Take all the material and copy it exactly.

START Data for this task

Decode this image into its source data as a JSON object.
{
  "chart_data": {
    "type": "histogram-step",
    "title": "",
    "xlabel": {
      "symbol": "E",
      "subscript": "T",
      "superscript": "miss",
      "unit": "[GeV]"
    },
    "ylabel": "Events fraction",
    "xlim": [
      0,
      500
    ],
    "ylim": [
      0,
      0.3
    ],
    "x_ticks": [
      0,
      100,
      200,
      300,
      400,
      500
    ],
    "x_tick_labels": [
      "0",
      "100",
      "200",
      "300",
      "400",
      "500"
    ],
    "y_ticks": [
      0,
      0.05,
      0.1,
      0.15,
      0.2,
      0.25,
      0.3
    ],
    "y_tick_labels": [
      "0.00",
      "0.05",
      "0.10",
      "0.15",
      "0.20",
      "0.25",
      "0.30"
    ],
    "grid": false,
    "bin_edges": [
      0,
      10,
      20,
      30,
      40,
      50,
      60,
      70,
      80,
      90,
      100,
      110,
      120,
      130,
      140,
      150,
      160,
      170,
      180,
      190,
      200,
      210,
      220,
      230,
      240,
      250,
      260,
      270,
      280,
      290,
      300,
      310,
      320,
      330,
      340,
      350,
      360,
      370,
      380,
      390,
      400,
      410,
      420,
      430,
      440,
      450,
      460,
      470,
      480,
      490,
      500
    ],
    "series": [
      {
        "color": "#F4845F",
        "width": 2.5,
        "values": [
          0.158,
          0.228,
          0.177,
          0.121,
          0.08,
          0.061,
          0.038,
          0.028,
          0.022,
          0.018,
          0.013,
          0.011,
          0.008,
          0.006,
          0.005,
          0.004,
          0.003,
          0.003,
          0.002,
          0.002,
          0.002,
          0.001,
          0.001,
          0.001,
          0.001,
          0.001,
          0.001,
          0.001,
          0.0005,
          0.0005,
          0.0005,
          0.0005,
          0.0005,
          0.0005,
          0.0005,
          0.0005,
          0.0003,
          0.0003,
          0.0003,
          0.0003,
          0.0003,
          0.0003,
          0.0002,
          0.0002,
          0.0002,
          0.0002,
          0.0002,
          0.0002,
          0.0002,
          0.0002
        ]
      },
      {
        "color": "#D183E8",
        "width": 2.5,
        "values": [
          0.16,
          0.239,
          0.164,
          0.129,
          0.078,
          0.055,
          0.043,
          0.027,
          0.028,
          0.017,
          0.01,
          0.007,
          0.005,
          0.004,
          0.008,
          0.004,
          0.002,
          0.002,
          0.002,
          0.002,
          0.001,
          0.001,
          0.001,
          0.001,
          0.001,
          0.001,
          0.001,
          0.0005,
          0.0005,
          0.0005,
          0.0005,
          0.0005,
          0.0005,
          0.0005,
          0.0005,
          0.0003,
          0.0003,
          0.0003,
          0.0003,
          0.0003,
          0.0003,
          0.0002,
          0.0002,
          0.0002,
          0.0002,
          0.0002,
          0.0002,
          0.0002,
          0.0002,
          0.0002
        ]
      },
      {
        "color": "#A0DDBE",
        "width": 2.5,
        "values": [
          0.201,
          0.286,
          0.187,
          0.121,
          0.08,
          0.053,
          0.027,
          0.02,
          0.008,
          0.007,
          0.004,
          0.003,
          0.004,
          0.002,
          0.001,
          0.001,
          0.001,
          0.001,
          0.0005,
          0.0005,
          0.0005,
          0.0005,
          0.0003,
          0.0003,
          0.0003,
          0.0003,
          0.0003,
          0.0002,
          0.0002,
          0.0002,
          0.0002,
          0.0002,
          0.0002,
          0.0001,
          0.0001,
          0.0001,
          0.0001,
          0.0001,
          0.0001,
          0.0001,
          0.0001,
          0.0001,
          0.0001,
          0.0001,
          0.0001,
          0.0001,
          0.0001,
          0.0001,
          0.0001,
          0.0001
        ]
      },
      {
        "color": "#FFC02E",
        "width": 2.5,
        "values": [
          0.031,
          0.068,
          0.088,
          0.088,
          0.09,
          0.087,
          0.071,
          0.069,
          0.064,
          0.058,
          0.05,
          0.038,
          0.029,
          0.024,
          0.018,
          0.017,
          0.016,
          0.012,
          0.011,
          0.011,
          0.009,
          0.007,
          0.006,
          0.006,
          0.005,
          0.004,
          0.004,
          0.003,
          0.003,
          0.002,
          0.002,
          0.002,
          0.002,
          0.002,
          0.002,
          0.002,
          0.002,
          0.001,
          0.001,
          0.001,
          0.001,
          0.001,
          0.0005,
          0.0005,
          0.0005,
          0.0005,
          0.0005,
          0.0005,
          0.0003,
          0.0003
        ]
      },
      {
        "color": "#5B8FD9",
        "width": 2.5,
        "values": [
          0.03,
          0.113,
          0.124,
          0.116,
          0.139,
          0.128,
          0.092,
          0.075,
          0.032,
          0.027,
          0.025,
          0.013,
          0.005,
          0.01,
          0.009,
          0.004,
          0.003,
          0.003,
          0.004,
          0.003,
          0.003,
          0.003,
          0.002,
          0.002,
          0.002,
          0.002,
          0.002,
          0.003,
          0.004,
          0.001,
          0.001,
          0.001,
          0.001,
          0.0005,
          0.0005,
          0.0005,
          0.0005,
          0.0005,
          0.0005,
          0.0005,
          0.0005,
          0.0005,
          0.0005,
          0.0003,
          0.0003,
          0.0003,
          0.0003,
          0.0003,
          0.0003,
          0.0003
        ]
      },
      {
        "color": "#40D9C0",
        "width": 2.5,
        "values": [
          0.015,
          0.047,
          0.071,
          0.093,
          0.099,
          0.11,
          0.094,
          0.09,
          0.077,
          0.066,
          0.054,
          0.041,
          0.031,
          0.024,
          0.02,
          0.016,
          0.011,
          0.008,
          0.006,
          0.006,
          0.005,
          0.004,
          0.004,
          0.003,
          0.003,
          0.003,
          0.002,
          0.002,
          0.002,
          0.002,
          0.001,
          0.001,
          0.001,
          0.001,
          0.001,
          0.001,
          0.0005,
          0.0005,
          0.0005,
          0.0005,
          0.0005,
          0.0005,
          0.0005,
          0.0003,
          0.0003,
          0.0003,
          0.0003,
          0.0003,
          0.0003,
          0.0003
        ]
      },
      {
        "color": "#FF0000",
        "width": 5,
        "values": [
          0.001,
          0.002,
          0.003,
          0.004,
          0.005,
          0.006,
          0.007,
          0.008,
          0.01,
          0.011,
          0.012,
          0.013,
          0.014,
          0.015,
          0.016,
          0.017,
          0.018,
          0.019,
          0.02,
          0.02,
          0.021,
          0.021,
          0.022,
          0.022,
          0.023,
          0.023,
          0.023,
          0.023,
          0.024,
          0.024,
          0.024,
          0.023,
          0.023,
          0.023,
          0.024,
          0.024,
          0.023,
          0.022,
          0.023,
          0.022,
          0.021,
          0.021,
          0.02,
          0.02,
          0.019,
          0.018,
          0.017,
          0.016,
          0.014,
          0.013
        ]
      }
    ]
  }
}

END Data for this task

Result below ->
Decode this image into its source data as a JSON object.
{
  "chart_data": {
    "type": "histogram-step",
    "title": "",
    "xlabel": {
      "symbol": "E",
      "subscript": "T",
      "superscript": "miss",
      "unit": "[GeV]"
    },
    "ylabel": "Events fraction",
    "xlim": [
      0,
      500
    ],
    "ylim": [
      0,
      0.3
    ],
    "x_ticks": [
      0,
      100,
      200,
      300,
      400,
      500
    ],
    "x_tick_labels": [
      "0",
      "100",
      "200",
      "300",
      "400",
      "500"
    ],
    "y_ticks": [
      0,
      0.05,
      0.1,
      0.15,
      0.2,
      0.25,
      0.3
    ],
    "y_tick_labels": [
      "0.00",
      "0.05",
      "0.10",
      "0.15",
      "0.20",
      "0.25",
      "0.30"
    ],
    "grid": false,
    "bin_edges": [
      0,
      10,
      20,
      30,
      40,
      50,
      60,
      70,
      80,
      90,
      100,
      110,
      120,
      130,
      140,
      150,
      160,
      170,
      180,
      190,
      200,
      210,
      220,
      230,
      240,
      250,
      260,
      270,
      280,
      290,
      300,
      310,
      320,
      330,
      340,
      350,
      360,
      370,
      380,
      390,
      400,
      410,
      420,
      430,
      440,
      450,
      460,
      470,
      480,
      490,
      500
    ],
    "series": [
      {
        "color": "#F4845F",
        "width": 2.5,
        "values": [
          0.158,
          0.228,
          0.177,
          0.121,
          0.08,
          0.061,
          0.038,
          0.028,
          0.022,
          0.018,
          0.013,
          0.011,
          0.008,
          0.006,
          0.005,
          0.004,
          0.003,
          0.003,
          0.002,
          0.002,
          0.002,
          0.001,
          0.001,
          0.001,
          0.001,
          0.001,
          0.001,
          0.001,
          0.0005,
          0.0005,
          0.0005,
          0.0005,
          0.0005,
          0.0005,
          0.0005,
          0.0005,
          0.0003,
          0.0003,
          0.0003,
          0.0003,
          0.0003,
          0.0003,
          0.0002,
          0.0002,
          0.0002,
          0.0002,
          0.0002,
          0.0002,
          0.0002,
          0.0002
        ]
      },
      {
        "color": "#D183E8",
        "width": 2.5,
        "values": [
          0.16,
          0.239,
          0.164,
          0.129,
          0.078,
          0.055,
          0.043,
          0.027,
          0.028,
          0.017,
          0.01,
          0.007,
          0.005,
          0.004,
          0.008,
          0.004,
          0.002,
          0.002,
          0.002,
          0.002,
          0.001,
          0.001,
          0.001,
          0.001,
          0.001,
          0.001,
          0.001,
          0.0005,
          0.0005,
          0.0005,
          0.0005,
          0.0005,
          0.0005,
          0.0005,
          0.0005,
          0.0003,
          0.0003,
          0.0003,
          0.0003,
          0.0003,
          0.0003,
          0.0002,
          0.0002,
          0.0002,
          0.0002,
          0.0002,
          0.0002,
          0.0002,
          0.0002,
          0.0002
        ]
      },
      {
        "color": "#A0DDBE",
        "width": 2.5,
        "values": [
          0.201,
          0.286,
          0.187,
          0.121,
          0.08,
          0.053,
          0.027,
          0.02,
          0.008,
          0.007,
          0.004,
          0.003,
          0.004,
          0.002,
          0.001,
          0.001,
          0.001,
          0.001,
          0.0005,
          0.0005,
          0.0005,
          0.0005,
          0.0003,
          0.0003,
          0.0003,
          0.0003,
          0.0003,
          0.0002,
          0.0002,
          0.0002,
          0.0002,
          0.0002,
          0.0002,
          0.0001,
          0.0001,
          0.0001,
          0.0001,
          0.0001,
          0.0001,
          0.0001,
          0.0001,
          0.0001,
          0.0001,
          0.0001,
          0.0001,
          0.0001,
          0.0001,
          0.0001,
          0.0001,
          0.0001
        ]
      },
      {
        "color": "#FFC02E",
        "width": 2.5,
        "values": [
          0.031,
          0.068,
          0.088,
          0.088,
          0.09,
          0.087,
          0.071,
          0.069,
          0.064,
          0.058,
          0.05,
          0.038,
          0.029,
          0.024,
          0.018,
          0.017,
          0.016,
          0.012,
          0.011,
          0.011,
          0.009,
          0.007,
          0.006,
          0.006,
          0.005,
          0.004,
          0.004,
          0.003,
          0.003,
          0.002,
          0.002,
          0.002,
          0.002,
          0.002,
          0.002,
          0.002,
          0.002,
          0.001,
          0.001,
          0.001,
          0.001,
          0.001,
          0.0005,
          0.0005,
          0.0005,
          0.0005,
          0.0005,
          0.0005,
          0.0003,
          0.0003
        ]
      },
      {
        "color": "#5B8FD9",
        "width": 2.5,
        "values": [
          0.03,
          0.113,
          0.124,
          0.116,
          0.139,
          0.128,
          0.092,
          0.075,
          0.032,
          0.027,
          0.025,
          0.013,
          0.005,
          0.01,
          0.009,
          0.004,
          0.003,
          0.003,
          0.004,
          0.003,
          0.003,
          0.003,
          0.002,
          0.002,
          0.002,
          0.002,
          0.002,
          0.003,
          0.004,
          0.001,
          0.001,
          0.001,
          0.001,
          0.0005,
          0.0005,
          0.0005,
          0.0005,
          0.0005,
          0.0005,
          0.0005,
          0.0005,
          0.0005,
          0.0005,
          0.0003,
          0.0003,
          0.0003,
          0.0003,
          0.0003,
          0.0003,
          0.0003
        ]
      },
      {
        "color": "#40D9C0",
        "width": 2.5,
        "values": [
          0.015,
          0.047,
          0.071,
          0.093,
          0.099,
          0.11,
          0.094,
          0.09,
          0.077,
          0.066,
          0.054,
          0.041,
          0.031,
          0.024,
          0.02,
          0.016,
          0.011,
          0.008,
          0.006,
          0.006,
          0.005,
          0.004,
          0.004,
          0.003,
          0.003,
          0.003,
          0.002,
          0.002,
          0.002,
          0.002,
          0.001,
          0.001,
          0.001,
          0.001,
          0.001,
          0.001,
          0.0005,
          0.0005,
          0.0005,
          0.0005,
          0.0005,
          0.0005,
          0.0005,
          0.0003,
          0.0003,
          0.0003,
          0.0003,
          0.0003,
          0.0003,
          0.0003
        ]
      },
      {
        "color": "#FF0000",
        "width": 5,
        "values": [
          0.001,
          0.002,
          0.003,
          0.004,
          0.005,
          0.006,
          0.007,
          0.008,
          0.01,
          0.011,
          0.012,
          0.013,
          0.014,
          0.015,
          0.016,
          0.017,
          0.018,
          0.019,
          0.02,
          0.02,
          0.021,
          0.021,
          0.022,
          0.022,
          0.023,
          0.023,
          0.023,
          0.023,
          0.024,
          0.024,
          0.024,
          0.023,
          0.023,
          0.023,
          0.024,
          0.024,
          0.023,
          0.022,
          0.023,
          0.022,
          0.021,
          0.021,
          0.02,
          0.02,
          0.019,
          0.018,
          0.017,
          0.016,
          0.014,
          0.013
        ]
      }
    ]
  }
}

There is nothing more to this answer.